### EXERCISE DIRECTIONS
Repeat every line exactly, keeping the pictures out of the copy.

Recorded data
────

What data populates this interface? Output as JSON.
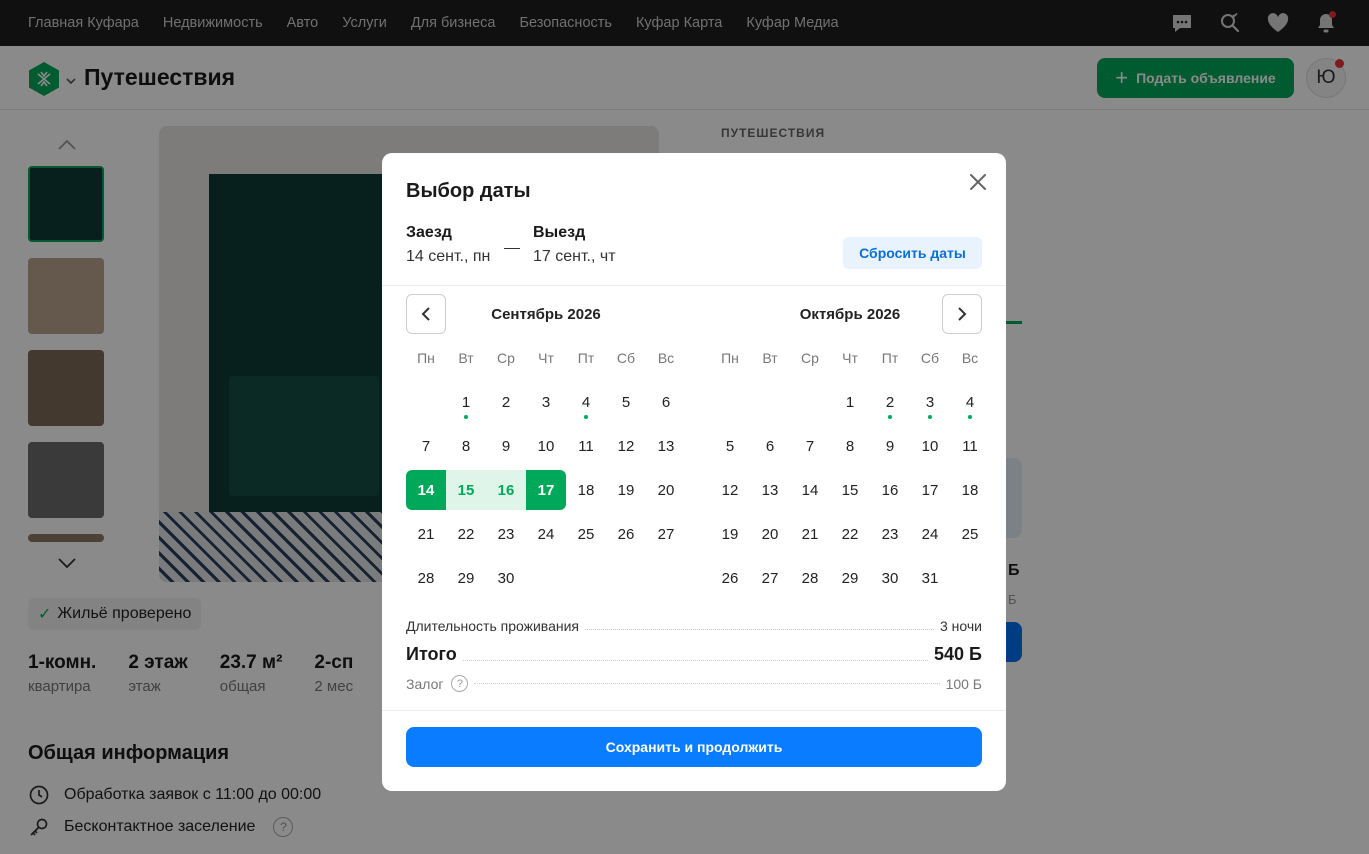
{
  "topnav": {
    "links": [
      "Главная Куфара",
      "Недвижимость",
      "Авто",
      "Услуги",
      "Для бизнеса",
      "Безопасность",
      "Куфар Карта",
      "Куфар Медиа"
    ]
  },
  "header": {
    "title": "Путешествия",
    "post_button": "Подать объявление",
    "avatar_letter": "Ю",
    "brand_color": "#00a85a"
  },
  "background": {
    "verified": "Жильё проверено",
    "specs": [
      {
        "value": "1-комн.",
        "label": "квартира"
      },
      {
        "value": "2 этаж",
        "label": "этаж"
      },
      {
        "value": "23.7 м²",
        "label": "общая"
      },
      {
        "value": "2-сп",
        "label": "2 мес"
      }
    ],
    "section_title": "Общая информация",
    "info": [
      "Обработка заявок с 11:00 до 00:00",
      "Бесконтактное заселение"
    ],
    "category": "ПУТЕШЕСТВИЯ",
    "right_price": "Б",
    "right_price_sub": "Б"
  },
  "modal": {
    "title": "Выбор даты",
    "checkin_label": "Заезд",
    "checkin_value": "14 сент., пн",
    "checkout_label": "Выезд",
    "checkout_value": "17 сент., чт",
    "reset_button": "Сбросить даты",
    "weekdays": [
      "Пн",
      "Вт",
      "Ср",
      "Чт",
      "Пт",
      "Сб",
      "Вс"
    ],
    "months": [
      {
        "title": "Сентябрь 2026",
        "weeks": [
          [
            "",
            "1",
            "2",
            "3",
            "4",
            "5",
            "6"
          ],
          [
            "7",
            "8",
            "9",
            "10",
            "11",
            "12",
            "13"
          ],
          [
            "14",
            "15",
            "16",
            "17",
            "18",
            "19",
            "20"
          ],
          [
            "21",
            "22",
            "23",
            "24",
            "25",
            "26",
            "27"
          ],
          [
            "28",
            "29",
            "30",
            "",
            "",
            "",
            ""
          ]
        ],
        "marked_days": [
          "1",
          "4"
        ],
        "range_start": "14",
        "range_days": [
          "15",
          "16"
        ],
        "range_end": "17"
      },
      {
        "title": "Октябрь 2026",
        "weeks": [
          [
            "",
            "",
            "",
            "1",
            "2",
            "3",
            "4"
          ],
          [
            "5",
            "6",
            "7",
            "8",
            "9",
            "10",
            "11"
          ],
          [
            "12",
            "13",
            "14",
            "15",
            "16",
            "17",
            "18"
          ],
          [
            "19",
            "20",
            "21",
            "22",
            "23",
            "24",
            "25"
          ],
          [
            "26",
            "27",
            "28",
            "29",
            "30",
            "31",
            ""
          ]
        ],
        "marked_days": [
          "2",
          "3",
          "4"
        ]
      }
    ],
    "duration_label": "Длительность проживания",
    "duration_value": "3 ночи",
    "total_label": "Итого",
    "total_value": "540 Б",
    "deposit_label": "Залог",
    "deposit_value": "100 Б",
    "save_button": "Сохранить и продолжить"
  }
}
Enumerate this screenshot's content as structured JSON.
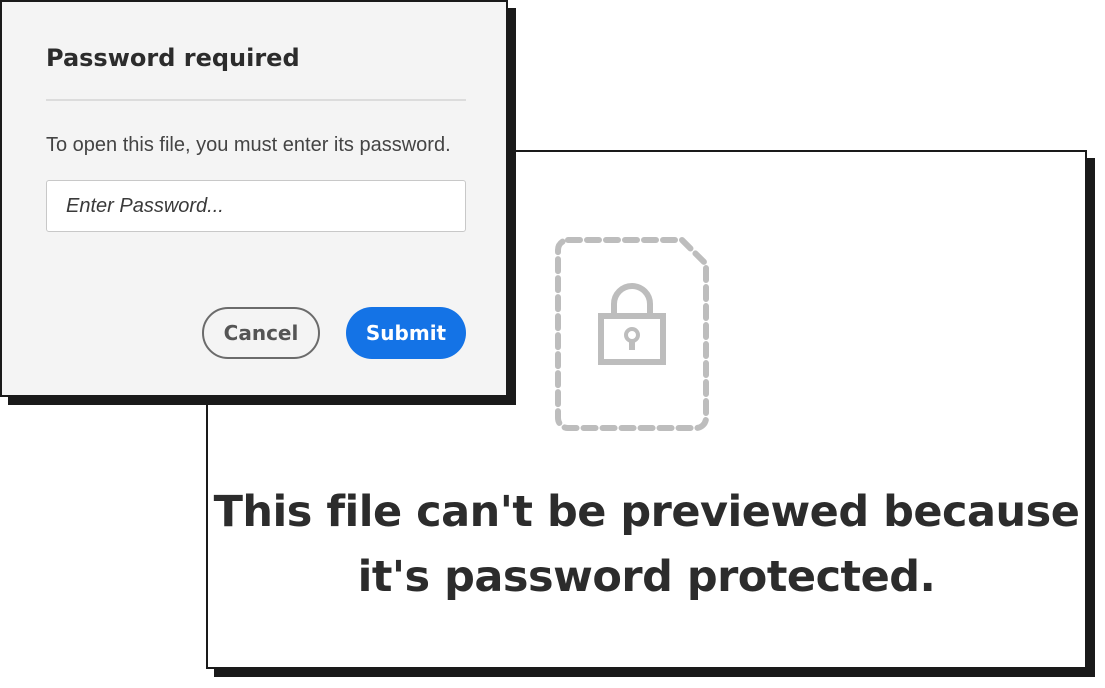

────

### ANSWER FOR THE TASK
What data populates this interface? Output as JSON.
{
  "topnav": {
    "links": [
      "Главная Куфара",
      "Недвижимость",
      "Авто",
      "Услуги",
      "Для бизнеса",
      "Безопасность",
      "Куфар Карта",
      "Куфар Медиа"
    ]
  },
  "header": {
    "title": "Путешествия",
    "post_button": "Подать объявление",
    "avatar_letter": "Ю",
    "brand_color": "#00a85a"
  },
  "background": {
    "verified": "Жильё проверено",
    "specs": [
      {
        "value": "1-комн.",
        "label": "квартира"
      },
      {
        "value": "2 этаж",
        "label": "этаж"
      },
      {
        "value": "23.7 м²",
        "label": "общая"
      },
      {
        "value": "2-сп",
        "label": "2 мес"
      }
    ],
    "section_title": "Общая информация",
    "info": [
      "Обработка заявок с 11:00 до 00:00",
      "Бесконтактное заселение"
    ],
    "category": "ПУТЕШЕСТВИЯ",
    "right_price": "Б",
    "right_price_sub": "Б"
  },
  "modal": {
    "title": "Выбор даты",
    "checkin_label": "Заезд",
    "checkin_value": "14 сент., пн",
    "checkout_label": "Выезд",
    "checkout_value": "17 сент., чт",
    "reset_button": "Сбросить даты",
    "weekdays": [
      "Пн",
      "Вт",
      "Ср",
      "Чт",
      "Пт",
      "Сб",
      "Вс"
    ],
    "months": [
      {
        "title": "Сентябрь 2026",
        "weeks": [
          [
            "",
            "1",
            "2",
            "3",
            "4",
            "5",
            "6"
          ],
          [
            "7",
            "8",
            "9",
            "10",
            "11",
            "12",
            "13"
          ],
          [
            "14",
            "15",
            "16",
            "17",
            "18",
            "19",
            "20"
          ],
          [
            "21",
            "22",
            "23",
            "24",
            "25",
            "26",
            "27"
          ],
          [
            "28",
            "29",
            "30",
            "",
            "",
            "",
            ""
          ]
        ],
        "marked_days": [
          "1",
          "4"
        ],
        "range_start": "14",
        "range_days": [
          "15",
          "16"
        ],
        "range_end": "17"
      },
      {
        "title": "Октябрь 2026",
        "weeks": [
          [
            "",
            "",
            "",
            "1",
            "2",
            "3",
            "4"
          ],
          [
            "5",
            "6",
            "7",
            "8",
            "9",
            "10",
            "11"
          ],
          [
            "12",
            "13",
            "14",
            "15",
            "16",
            "17",
            "18"
          ],
          [
            "19",
            "20",
            "21",
            "22",
            "23",
            "24",
            "25"
          ],
          [
            "26",
            "27",
            "28",
            "29",
            "30",
            "31",
            ""
          ]
        ],
        "marked_days": [
          "2",
          "3",
          "4"
        ]
      }
    ],
    "duration_label": "Длительность проживания",
    "duration_value": "3 ночи",
    "total_label": "Итого",
    "total_value": "540 Б",
    "deposit_label": "Залог",
    "deposit_value": "100 Б",
    "save_button": "Сохранить и продолжить"
  }
}
Enumerate this screenshot's content as structured JSON.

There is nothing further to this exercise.